§ **Your goal**
Could you transcribe the material below exactly, without leaving out a single line?

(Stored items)
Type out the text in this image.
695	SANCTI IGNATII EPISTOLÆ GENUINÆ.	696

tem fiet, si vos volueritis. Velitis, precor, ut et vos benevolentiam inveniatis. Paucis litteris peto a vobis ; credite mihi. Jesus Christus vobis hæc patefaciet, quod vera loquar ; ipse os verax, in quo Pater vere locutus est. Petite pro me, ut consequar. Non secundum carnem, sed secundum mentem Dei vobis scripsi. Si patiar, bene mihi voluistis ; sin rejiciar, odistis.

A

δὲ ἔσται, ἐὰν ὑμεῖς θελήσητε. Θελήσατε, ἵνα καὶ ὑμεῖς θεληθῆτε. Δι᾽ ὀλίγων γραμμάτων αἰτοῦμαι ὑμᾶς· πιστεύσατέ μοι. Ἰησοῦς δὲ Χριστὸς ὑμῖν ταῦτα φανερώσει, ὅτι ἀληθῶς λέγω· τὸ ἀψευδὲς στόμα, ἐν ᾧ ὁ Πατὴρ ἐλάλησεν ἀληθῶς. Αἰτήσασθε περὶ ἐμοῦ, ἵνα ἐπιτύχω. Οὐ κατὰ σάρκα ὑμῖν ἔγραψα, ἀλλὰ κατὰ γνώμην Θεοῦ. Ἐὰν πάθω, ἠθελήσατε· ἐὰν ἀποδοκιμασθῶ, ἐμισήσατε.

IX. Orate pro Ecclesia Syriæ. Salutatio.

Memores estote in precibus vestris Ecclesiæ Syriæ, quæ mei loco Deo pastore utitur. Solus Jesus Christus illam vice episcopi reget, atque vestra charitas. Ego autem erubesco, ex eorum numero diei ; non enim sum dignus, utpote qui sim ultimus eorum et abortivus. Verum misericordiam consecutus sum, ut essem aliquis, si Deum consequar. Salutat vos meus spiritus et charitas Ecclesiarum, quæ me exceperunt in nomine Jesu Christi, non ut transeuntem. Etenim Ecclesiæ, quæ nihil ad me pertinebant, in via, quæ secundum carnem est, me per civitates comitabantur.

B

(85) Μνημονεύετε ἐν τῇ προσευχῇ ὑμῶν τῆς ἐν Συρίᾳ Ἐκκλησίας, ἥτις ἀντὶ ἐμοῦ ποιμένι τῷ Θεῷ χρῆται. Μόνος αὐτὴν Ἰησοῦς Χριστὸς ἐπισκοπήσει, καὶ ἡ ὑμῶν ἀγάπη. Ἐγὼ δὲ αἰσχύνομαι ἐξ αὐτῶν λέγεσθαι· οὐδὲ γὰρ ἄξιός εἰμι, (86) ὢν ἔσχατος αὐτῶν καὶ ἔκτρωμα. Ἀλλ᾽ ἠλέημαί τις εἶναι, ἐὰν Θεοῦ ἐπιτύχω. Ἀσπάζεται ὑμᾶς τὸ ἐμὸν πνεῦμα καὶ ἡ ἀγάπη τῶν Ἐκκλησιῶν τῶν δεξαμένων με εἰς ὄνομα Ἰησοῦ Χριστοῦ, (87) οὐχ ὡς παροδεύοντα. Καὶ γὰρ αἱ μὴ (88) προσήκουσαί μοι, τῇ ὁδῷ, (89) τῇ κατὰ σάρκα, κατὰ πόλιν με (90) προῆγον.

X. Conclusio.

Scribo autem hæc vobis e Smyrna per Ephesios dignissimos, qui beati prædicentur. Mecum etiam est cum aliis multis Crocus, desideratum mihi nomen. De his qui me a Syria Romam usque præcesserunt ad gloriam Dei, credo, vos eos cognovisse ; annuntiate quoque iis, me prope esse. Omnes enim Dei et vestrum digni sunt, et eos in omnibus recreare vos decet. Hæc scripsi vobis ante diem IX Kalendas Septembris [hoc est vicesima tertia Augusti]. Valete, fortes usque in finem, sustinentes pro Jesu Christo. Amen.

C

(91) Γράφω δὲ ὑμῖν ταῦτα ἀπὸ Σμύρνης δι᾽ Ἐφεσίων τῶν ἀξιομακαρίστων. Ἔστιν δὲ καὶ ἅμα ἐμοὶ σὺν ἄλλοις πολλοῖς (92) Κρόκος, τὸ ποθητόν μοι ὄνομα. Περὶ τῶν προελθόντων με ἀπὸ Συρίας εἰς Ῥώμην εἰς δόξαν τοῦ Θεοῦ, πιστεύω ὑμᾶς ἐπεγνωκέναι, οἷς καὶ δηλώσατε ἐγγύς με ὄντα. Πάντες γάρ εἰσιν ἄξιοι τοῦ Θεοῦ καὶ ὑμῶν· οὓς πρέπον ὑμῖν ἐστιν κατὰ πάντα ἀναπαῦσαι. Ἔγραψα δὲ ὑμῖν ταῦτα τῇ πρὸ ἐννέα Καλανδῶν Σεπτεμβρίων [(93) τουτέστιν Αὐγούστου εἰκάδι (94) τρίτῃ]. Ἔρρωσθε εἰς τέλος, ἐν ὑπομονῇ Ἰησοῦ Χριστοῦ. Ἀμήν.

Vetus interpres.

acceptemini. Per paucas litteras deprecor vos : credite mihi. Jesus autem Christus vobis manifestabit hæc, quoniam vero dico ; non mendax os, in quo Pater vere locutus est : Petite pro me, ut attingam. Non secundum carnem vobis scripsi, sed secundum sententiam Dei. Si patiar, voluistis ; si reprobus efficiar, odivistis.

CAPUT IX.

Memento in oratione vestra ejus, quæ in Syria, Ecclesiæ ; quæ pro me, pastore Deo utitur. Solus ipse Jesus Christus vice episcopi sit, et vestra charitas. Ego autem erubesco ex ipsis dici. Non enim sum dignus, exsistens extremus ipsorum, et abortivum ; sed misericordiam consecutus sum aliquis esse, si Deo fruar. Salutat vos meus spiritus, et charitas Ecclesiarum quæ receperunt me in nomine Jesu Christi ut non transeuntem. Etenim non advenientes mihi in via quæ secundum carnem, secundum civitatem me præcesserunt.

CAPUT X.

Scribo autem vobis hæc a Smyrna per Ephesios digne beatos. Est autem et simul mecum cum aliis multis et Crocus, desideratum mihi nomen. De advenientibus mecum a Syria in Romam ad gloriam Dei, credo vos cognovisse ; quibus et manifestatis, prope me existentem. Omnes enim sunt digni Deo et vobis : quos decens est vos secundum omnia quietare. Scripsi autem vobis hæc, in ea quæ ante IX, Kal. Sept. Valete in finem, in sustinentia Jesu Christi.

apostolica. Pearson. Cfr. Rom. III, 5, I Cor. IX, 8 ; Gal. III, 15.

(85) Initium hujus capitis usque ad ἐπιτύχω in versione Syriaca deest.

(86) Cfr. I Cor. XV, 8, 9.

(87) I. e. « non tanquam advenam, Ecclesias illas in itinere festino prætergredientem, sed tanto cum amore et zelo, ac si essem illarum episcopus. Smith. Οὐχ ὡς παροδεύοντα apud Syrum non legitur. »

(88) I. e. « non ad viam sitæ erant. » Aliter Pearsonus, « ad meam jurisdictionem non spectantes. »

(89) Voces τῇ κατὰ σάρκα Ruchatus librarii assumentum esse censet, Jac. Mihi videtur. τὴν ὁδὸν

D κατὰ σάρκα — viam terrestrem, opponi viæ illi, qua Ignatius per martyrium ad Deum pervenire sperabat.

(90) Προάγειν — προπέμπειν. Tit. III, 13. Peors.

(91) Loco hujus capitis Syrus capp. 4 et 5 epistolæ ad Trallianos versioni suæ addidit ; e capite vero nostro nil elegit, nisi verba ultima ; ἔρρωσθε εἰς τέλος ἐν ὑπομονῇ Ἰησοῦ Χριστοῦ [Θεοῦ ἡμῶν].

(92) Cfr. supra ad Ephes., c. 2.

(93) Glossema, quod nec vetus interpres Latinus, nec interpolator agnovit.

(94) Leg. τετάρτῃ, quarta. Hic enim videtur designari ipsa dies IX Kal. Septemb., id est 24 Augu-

§ **Answer for the task**
Type out the text in this image.
695	SANCTI IGNATII EPISTOLÆ GENUINÆ.	696

tem fiet, si vos volueritis. Velitis, precor, ut et vos benevolentiam inveniatis. Paucis litteris peto a vobis ; credite mihi. Jesus Christus vobis hæc patefaciet, quod vera loquar ; ipse os verax, in quo Pater vere locutus est. Petite pro me, ut consequar. Non secundum carnem, sed secundum mentem Dei vobis scripsi. Si patiar, bene mihi voluistis ; sin rejiciar, odistis.

A

δὲ ἔσται, ἐὰν ὑμεῖς θελήσητε. Θελήσατε, ἵνα καὶ ὑμεῖς θεληθῆτε. Δι᾽ ὀλίγων γραμμάτων αἰτοῦμαι ὑμᾶς· πιστεύσατέ μοι. Ἰησοῦς δὲ Χριστὸς ὑμῖν ταῦτα φανερώσει, ὅτι ἀληθῶς λέγω· τὸ ἀψευδὲς στόμα, ἐν ᾧ ὁ Πατὴρ ἐλάλησεν ἀληθῶς. Αἰτήσασθε περὶ ἐμοῦ, ἵνα ἐπιτύχω. Οὐ κατὰ σάρκα ὑμῖν ἔγραψα, ἀλλὰ κατὰ γνώμην Θεοῦ. Ἐὰν πάθω, ἠθελήσατε· ἐὰν ἀποδοκιμασθῶ, ἐμισήσατε.

IX. Orate pro Ecclesia Syriæ. Salutatio.

Memores estote in precibus vestris Ecclesiæ Syriæ, quæ mei loco Deo pastore utitur. Solus Jesus Christus illam vice episcopi reget, atque vestra charitas. Ego autem erubesco, ex eorum numero diei ; non enim sum dignus, utpote qui sim ultimus eorum et abortivus. Verum misericordiam consecutus sum, ut essem aliquis, si Deum consequar. Salutat vos meus spiritus et charitas Ecclesiarum, quæ me exceperunt in nomine Jesu Christi, non ut transeuntem. Etenim Ecclesiæ, quæ nihil ad me pertinebant, in via, quæ secundum carnem est, me per civitates comitabantur.

B

(85) Μνημονεύετε ἐν τῇ προσευχῇ ὑμῶν τῆς ἐν Συρίᾳ Ἐκκλησίας, ἥτις ἀντὶ ἐμοῦ ποιμένι τῷ Θεῷ χρῆται. Μόνος αὐτὴν Ἰησοῦς Χριστὸς ἐπισκοπήσει, καὶ ἡ ὑμῶν ἀγάπη. Ἐγὼ δὲ αἰσχύνομαι ἐξ αὐτῶν λέγεσθαι· οὐδὲ γὰρ ἄξιός εἰμι, (86) ὢν ἔσχατος αὐτῶν καὶ ἔκτρωμα. Ἀλλ᾽ ἠλέημαί τις εἶναι, ἐὰν Θεοῦ ἐπιτύχω. Ἀσπάζεται ὑμᾶς τὸ ἐμὸν πνεῦμα καὶ ἡ ἀγάπη τῶν Ἐκκλησιῶν τῶν δεξαμένων με εἰς ὄνομα Ἰησοῦ Χριστοῦ, (87) οὐχ ὡς παροδεύοντα. Καὶ γὰρ αἱ μὴ (88) προσήκουσαί μοι, τῇ ὁδῷ, (89) τῇ κατὰ σάρκα, κατὰ πόλιν με (90) προῆγον.

X. Conclusio.

Scribo autem hæc vobis e Smyrna per Ephesios dignissimos, qui beati prædicentur. Mecum etiam est cum aliis multis Crocus, desideratum mihi nomen. De his qui me a Syria Romam usque præcesserunt ad gloriam Dei, credo, vos eos cognovisse ; annuntiate quoque iis, me prope esse. Omnes enim Dei et vestrum digni sunt, et eos in omnibus recreare vos decet. Hæc scripsi vobis ante diem IX Kalendas Septembris [hoc est vicesima tertia Augusti]. Valete, fortes usque in finem, sustinentes pro Jesu Christo. Amen.

C

(91) Γράφω δὲ ὑμῖν ταῦτα ἀπὸ Σμύρνης δι᾽ Ἐφεσίων τῶν ἀξιομακαρίστων. Ἔστιν δὲ καὶ ἅμα ἐμοὶ σὺν ἄλλοις πολλοῖς (92) Κρόκος, τὸ ποθητόν μοι ὄνομα. Περὶ τῶν προελθόντων με ἀπὸ Συρίας εἰς Ῥώμην εἰς δόξαν τοῦ Θεοῦ, πιστεύω ὑμᾶς ἐπεγνωκέναι, οἷς καὶ δηλώσατε ἐγγύς με ὄντα. Πάντες γάρ εἰσιν ἄξιοι τοῦ Θεοῦ καὶ ὑμῶν· οὓς πρέπον ὑμῖν ἐστιν κατὰ πάντα ἀναπαῦσαι. Ἔγραψα δὲ ὑμῖν ταῦτα τῇ πρὸ ἐννέα Καλανδῶν Σεπτεμβρίων [(93) τουτέστιν Αὐγούστου εἰκάδι (94) τρίτῃ]. Ἔρρωσθε εἰς τέλος, ἐν ὑπομονῇ Ἰησοῦ Χριστοῦ. Ἀμήν.

Vetus interpres.

acceptemini. Per paucas litteras deprecor vos : credite mihi. Jesus autem Christus vobis manifestabit hæc, quoniam vero dico ; non mendax os, in quo Pater vere locutus est : Petite pro me, ut attingam. Non secundum carnem vobis scripsi, sed secundum sententiam Dei. Si patiar, voluistis ; si reprobus efficiar, odivistis.

CAPUT IX.

Memento in oratione vestra ejus, quæ in Syria, Ecclesiæ ; quæ pro me, pastore Deo utitur. Solus ipse Jesus Christus vice episcopi sit, et vestra charitas. Ego autem erubesco ex ipsis dici. Non enim sum dignus, exsistens extremus ipsorum, et abortivum ; sed misericordiam consecutus sum aliquis esse, si Deo fruar. Salutat vos meus spiritus, et charitas Ecclesiarum quæ receperunt me in nomine Jesu Christi ut non transeuntem. Etenim non advenientes mihi in via quæ secundum carnem, secundum civitatem me præcesserunt.

CAPUT X.

Scribo autem vobis hæc a Smyrna per Ephesios digne beatos. Est autem et simul mecum cum aliis multis et Crocus, desideratum mihi nomen. De advenientibus mecum a Syria in Romam ad gloriam Dei, credo vos cognovisse ; quibus et manifestatis, prope me existentem. Omnes enim sunt digni Deo et vobis : quos decens est vos secundum omnia quietare. Scripsi autem vobis hæc, in ea quæ ante IX, Kal. Sept. Valete in finem, in sustinentia Jesu Christi.

apostolica. Pearson. Cfr. Rom. III, 5, I Cor. IX, 8 ; Gal. III, 15.

(85) Initium hujus capitis usque ad ἐπιτύχω in versione Syriaca deest.

(86) Cfr. I Cor. XV, 8, 9.

(87) I. e. « non tanquam advenam, Ecclesias illas in itinere festino prætergredientem, sed tanto cum amore et zelo, ac si essem illarum episcopus. Smith. Οὐχ ὡς παροδεύοντα apud Syrum non legitur. »

(88) I. e. « non ad viam sitæ erant. » Aliter Pearsonus, « ad meam jurisdictionem non spectantes. »

(89) Voces τῇ κατὰ σάρκα Ruchatus librarii assumentum esse censet, Jac. Mihi videtur. τὴν ὁδὸν

D κατὰ σάρκα — viam terrestrem, opponi viæ illi, qua Ignatius per martyrium ad Deum pervenire sperabat.

(90) Προάγειν — προπέμπειν. Tit. III, 13. Peors.

(91) Loco hujus capitis Syrus capp. 4 et 5 epistolæ ad Trallianos versioni suæ addidit ; e capite vero nostro nil elegit, nisi verba ultima ; ἔρρωσθε εἰς τέλος ἐν ὑπομονῇ Ἰησοῦ Χριστοῦ [Θεοῦ ἡμῶν].

(92) Cfr. supra ad Ephes., c. 2.

(93) Glossema, quod nec vetus interpres Latinus, nec interpolator agnovit.

(94) Leg. τετάρτῃ, quarta. Hic enim videtur designari ipsa dies IX Kal. Septemb., id est 24 Augu-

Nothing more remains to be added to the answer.